Goal:
Write out every line of the items below without changing anything.

+ + + + +

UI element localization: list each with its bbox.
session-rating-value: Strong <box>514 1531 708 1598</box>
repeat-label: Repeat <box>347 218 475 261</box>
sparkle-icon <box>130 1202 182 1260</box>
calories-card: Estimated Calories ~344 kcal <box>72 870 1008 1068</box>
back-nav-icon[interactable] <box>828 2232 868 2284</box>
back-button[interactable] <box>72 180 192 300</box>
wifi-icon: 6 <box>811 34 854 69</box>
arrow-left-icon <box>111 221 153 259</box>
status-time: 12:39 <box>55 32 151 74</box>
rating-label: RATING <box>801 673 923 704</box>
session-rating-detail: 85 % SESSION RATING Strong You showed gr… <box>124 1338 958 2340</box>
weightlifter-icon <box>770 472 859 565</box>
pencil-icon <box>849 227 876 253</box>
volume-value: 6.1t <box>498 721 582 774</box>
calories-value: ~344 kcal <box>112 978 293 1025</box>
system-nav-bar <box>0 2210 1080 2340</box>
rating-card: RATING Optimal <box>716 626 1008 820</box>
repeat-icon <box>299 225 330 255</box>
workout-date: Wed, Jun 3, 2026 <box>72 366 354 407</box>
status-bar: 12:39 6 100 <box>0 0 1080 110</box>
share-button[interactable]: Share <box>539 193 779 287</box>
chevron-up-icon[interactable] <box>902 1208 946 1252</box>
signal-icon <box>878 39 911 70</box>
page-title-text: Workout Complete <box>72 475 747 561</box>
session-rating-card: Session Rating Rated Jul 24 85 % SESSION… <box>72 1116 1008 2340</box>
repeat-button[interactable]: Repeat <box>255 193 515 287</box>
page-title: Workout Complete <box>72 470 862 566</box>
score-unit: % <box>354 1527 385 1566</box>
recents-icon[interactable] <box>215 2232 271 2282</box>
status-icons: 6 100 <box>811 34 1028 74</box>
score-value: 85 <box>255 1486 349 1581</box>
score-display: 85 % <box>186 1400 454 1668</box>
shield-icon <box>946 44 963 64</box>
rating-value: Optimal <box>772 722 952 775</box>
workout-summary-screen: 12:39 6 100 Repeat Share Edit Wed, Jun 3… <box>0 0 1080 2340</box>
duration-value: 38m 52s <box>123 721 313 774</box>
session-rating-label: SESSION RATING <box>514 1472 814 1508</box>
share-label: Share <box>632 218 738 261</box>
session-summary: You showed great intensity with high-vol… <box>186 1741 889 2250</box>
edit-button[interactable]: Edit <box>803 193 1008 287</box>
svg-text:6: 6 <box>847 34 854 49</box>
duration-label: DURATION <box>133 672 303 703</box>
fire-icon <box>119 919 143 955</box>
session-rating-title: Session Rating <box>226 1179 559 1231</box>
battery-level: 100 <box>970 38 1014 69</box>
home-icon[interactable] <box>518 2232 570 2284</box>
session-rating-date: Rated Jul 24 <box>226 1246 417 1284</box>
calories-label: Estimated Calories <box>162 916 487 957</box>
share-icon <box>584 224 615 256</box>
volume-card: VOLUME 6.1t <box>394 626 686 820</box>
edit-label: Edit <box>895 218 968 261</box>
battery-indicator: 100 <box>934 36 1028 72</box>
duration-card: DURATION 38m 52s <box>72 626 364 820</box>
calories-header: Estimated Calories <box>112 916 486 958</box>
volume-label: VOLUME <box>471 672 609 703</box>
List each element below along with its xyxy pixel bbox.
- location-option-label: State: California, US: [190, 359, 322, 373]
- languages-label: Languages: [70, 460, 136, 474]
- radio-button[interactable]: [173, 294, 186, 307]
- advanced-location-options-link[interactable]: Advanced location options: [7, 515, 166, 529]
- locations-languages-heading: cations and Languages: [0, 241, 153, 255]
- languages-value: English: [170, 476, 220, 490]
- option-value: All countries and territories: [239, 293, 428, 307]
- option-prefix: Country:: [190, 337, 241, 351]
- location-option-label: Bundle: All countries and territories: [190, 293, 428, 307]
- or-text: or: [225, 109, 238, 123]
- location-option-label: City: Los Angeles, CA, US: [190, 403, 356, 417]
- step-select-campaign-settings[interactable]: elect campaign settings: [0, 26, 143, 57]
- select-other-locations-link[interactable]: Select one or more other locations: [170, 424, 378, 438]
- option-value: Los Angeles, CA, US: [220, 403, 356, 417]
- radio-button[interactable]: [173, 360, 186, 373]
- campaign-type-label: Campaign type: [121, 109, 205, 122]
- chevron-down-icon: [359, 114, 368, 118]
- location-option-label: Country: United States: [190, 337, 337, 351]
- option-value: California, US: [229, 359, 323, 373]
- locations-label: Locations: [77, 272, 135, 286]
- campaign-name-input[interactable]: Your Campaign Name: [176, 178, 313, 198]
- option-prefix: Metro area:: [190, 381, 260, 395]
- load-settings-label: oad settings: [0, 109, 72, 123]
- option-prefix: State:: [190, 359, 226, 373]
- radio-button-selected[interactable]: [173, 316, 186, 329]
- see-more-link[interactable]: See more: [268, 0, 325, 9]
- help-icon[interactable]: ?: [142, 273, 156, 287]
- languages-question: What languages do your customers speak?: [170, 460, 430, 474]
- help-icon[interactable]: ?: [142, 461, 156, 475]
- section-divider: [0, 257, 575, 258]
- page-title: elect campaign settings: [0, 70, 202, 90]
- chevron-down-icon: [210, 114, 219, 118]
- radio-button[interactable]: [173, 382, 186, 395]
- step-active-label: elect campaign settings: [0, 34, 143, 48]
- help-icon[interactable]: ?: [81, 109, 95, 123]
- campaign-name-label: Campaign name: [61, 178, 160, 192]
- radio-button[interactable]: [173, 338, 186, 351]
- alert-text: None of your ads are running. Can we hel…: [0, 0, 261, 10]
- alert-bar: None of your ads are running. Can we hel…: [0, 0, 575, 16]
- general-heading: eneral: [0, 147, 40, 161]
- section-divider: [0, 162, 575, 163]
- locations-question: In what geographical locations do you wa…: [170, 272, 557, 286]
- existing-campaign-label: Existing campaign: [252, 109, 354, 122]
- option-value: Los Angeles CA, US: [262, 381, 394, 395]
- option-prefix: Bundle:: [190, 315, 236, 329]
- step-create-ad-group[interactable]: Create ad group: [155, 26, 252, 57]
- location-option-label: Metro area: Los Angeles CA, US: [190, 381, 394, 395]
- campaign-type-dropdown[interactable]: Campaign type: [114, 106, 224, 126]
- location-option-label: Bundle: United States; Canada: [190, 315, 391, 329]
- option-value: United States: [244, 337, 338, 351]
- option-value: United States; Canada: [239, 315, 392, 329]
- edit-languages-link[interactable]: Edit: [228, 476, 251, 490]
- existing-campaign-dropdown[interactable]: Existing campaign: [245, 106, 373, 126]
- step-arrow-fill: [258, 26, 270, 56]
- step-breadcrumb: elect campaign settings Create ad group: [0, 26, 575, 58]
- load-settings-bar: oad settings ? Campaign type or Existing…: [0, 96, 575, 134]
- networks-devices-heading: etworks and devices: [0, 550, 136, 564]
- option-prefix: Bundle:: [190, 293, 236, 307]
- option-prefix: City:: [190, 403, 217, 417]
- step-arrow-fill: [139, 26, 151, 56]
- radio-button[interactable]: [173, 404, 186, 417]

+ + + + +

Finished exercise:
UI element localization: list each with its bbox.
session-rating-value: Strong <box>514 1531 708 1598</box>
repeat-label: Repeat <box>347 218 475 261</box>
sparkle-icon <box>130 1202 182 1260</box>
calories-card: Estimated Calories ~344 kcal <box>72 870 1008 1068</box>
back-nav-icon[interactable] <box>828 2232 868 2284</box>
back-button[interactable] <box>72 180 192 300</box>
wifi-icon: 6 <box>811 34 854 69</box>
arrow-left-icon <box>111 221 153 259</box>
status-time: 12:39 <box>55 32 151 74</box>
rating-label: RATING <box>801 673 923 704</box>
session-rating-detail: 85 % SESSION RATING Strong You showed gr… <box>124 1338 958 2340</box>
weightlifter-icon <box>770 472 859 565</box>
pencil-icon <box>849 227 876 253</box>
volume-value: 6.1t <box>498 721 582 774</box>
calories-value: ~344 kcal <box>112 978 293 1025</box>
system-nav-bar <box>0 2210 1080 2340</box>
rating-card: RATING Optimal <box>716 626 1008 820</box>
repeat-icon <box>299 225 330 255</box>
workout-date: Wed, Jun 3, 2026 <box>72 366 354 407</box>
status-bar: 12:39 6 100 <box>0 0 1080 110</box>
share-button[interactable]: Share <box>539 193 779 287</box>
chevron-up-icon[interactable] <box>902 1208 946 1252</box>
signal-icon <box>878 39 911 70</box>
page-title-text: Workout Complete <box>72 475 747 561</box>
session-rating-card: Session Rating Rated Jul 24 85 % SESSION… <box>72 1116 1008 2340</box>
repeat-button[interactable]: Repeat <box>255 193 515 287</box>
page-title: Workout Complete <box>72 470 862 566</box>
score-unit: % <box>354 1527 385 1566</box>
recents-icon[interactable] <box>215 2232 271 2282</box>
status-icons: 6 100 <box>811 34 1028 74</box>
score-value: 85 <box>255 1486 349 1581</box>
score-display: 85 % <box>186 1400 454 1668</box>
shield-icon <box>946 44 963 64</box>
rating-value: Optimal <box>772 722 952 775</box>
workout-summary-screen: 12:39 6 100 Repeat Share Edit Wed, Jun 3… <box>0 0 1080 2340</box>
duration-value: 38m 52s <box>123 721 313 774</box>
session-rating-label: SESSION RATING <box>514 1472 814 1508</box>
share-label: Share <box>632 218 738 261</box>
session-summary: You showed great intensity with high-vol… <box>186 1741 889 2250</box>
edit-button[interactable]: Edit <box>803 193 1008 287</box>
svg-text:6: 6 <box>847 34 854 49</box>
duration-label: DURATION <box>133 672 303 703</box>
fire-icon <box>119 919 143 955</box>
session-rating-title: Session Rating <box>226 1179 559 1231</box>
battery-level: 100 <box>970 38 1014 69</box>
home-icon[interactable] <box>518 2232 570 2284</box>
session-rating-date: Rated Jul 24 <box>226 1246 417 1284</box>
calories-label: Estimated Calories <box>162 916 487 957</box>
share-icon <box>584 224 615 256</box>
volume-card: VOLUME 6.1t <box>394 626 686 820</box>
edit-label: Edit <box>895 218 968 261</box>
battery-indicator: 100 <box>934 36 1028 72</box>
duration-card: DURATION 38m 52s <box>72 626 364 820</box>
calories-header: Estimated Calories <box>112 916 486 958</box>
volume-label: VOLUME <box>471 672 609 703</box>
List each element below along with its xyxy pixel bbox.
- location-option-label: State: California, US: [190, 359, 322, 373]
- languages-label: Languages: [70, 460, 136, 474]
- radio-button[interactable]: [173, 294, 186, 307]
- advanced-location-options-link[interactable]: Advanced location options: [7, 515, 166, 529]
- locations-languages-heading: cations and Languages: [0, 241, 153, 255]
- languages-value: English: [170, 476, 220, 490]
- option-value: All countries and territories: [239, 293, 428, 307]
- option-prefix: Country:: [190, 337, 241, 351]
- location-option-label: Bundle: All countries and territories: [190, 293, 428, 307]
- or-text: or: [225, 109, 238, 123]
- location-option-label: City: Los Angeles, CA, US: [190, 403, 356, 417]
- step-select-campaign-settings[interactable]: elect campaign settings: [0, 26, 143, 57]
- select-other-locations-link[interactable]: Select one or more other locations: [170, 424, 378, 438]
- option-value: Los Angeles, CA, US: [220, 403, 356, 417]
- radio-button[interactable]: [173, 360, 186, 373]
- campaign-type-label: Campaign type: [121, 109, 205, 122]
- chevron-down-icon: [359, 114, 368, 118]
- location-option-label: Country: United States: [190, 337, 337, 351]
- option-value: California, US: [229, 359, 323, 373]
- locations-label: Locations: [77, 272, 135, 286]
- campaign-name-input[interactable]: Your Campaign Name: [176, 178, 313, 198]
- option-prefix: Metro area:: [190, 381, 260, 395]
- load-settings-label: oad settings: [0, 109, 72, 123]
- option-prefix: State:: [190, 359, 226, 373]
- radio-button-selected[interactable]: [173, 316, 186, 329]
- see-more-link[interactable]: See more: [268, 0, 325, 9]
- help-icon[interactable]: ?: [142, 273, 156, 287]
- languages-question: What languages do your customers speak?: [170, 460, 430, 474]
- help-icon[interactable]: ?: [142, 461, 156, 475]
- section-divider: [0, 257, 575, 258]
- page-title: elect campaign settings: [0, 70, 202, 90]
- chevron-down-icon: [210, 114, 219, 118]
- radio-button[interactable]: [173, 382, 186, 395]
- step-active-label: elect campaign settings: [0, 34, 143, 48]
- help-icon[interactable]: ?: [81, 109, 95, 123]
- campaign-name-label: Campaign name: [61, 178, 160, 192]
- radio-button[interactable]: [173, 338, 186, 351]
- alert-text: None of your ads are running. Can we hel…: [0, 0, 261, 10]
- alert-bar: None of your ads are running. Can we hel…: [0, 0, 575, 16]
- general-heading: eneral: [0, 147, 40, 161]
- section-divider: [0, 162, 575, 163]
- locations-question: In what geographical locations do you wa…: [170, 272, 557, 286]
- existing-campaign-label: Existing campaign: [252, 109, 354, 122]
- option-value: Los Angeles CA, US: [262, 381, 394, 395]
- option-prefix: Bundle:: [190, 315, 236, 329]
- step-create-ad-group[interactable]: Create ad group: [155, 26, 252, 57]
- location-option-label: Metro area: Los Angeles CA, US: [190, 381, 394, 395]
- campaign-type-dropdown[interactable]: Campaign type: [114, 106, 224, 126]
- location-option-label: Bundle: United States; Canada: [190, 315, 391, 329]
- option-value: United States: [244, 337, 338, 351]
- option-value: United States; Canada: [239, 315, 392, 329]
- edit-languages-link[interactable]: Edit: [228, 476, 251, 490]
- existing-campaign-dropdown[interactable]: Existing campaign: [245, 106, 373, 126]
- step-arrow-fill: [258, 26, 270, 56]
- step-breadcrumb: elect campaign settings Create ad group: [0, 26, 575, 58]
- load-settings-bar: oad settings ? Campaign type or Existing…: [0, 96, 575, 134]
- networks-devices-heading: etworks and devices: [0, 550, 136, 564]
- option-prefix: Bundle:: [190, 293, 236, 307]
- option-prefix: City:: [190, 403, 217, 417]
- step-arrow-fill: [139, 26, 151, 56]
- radio-button[interactable]: [173, 404, 186, 417]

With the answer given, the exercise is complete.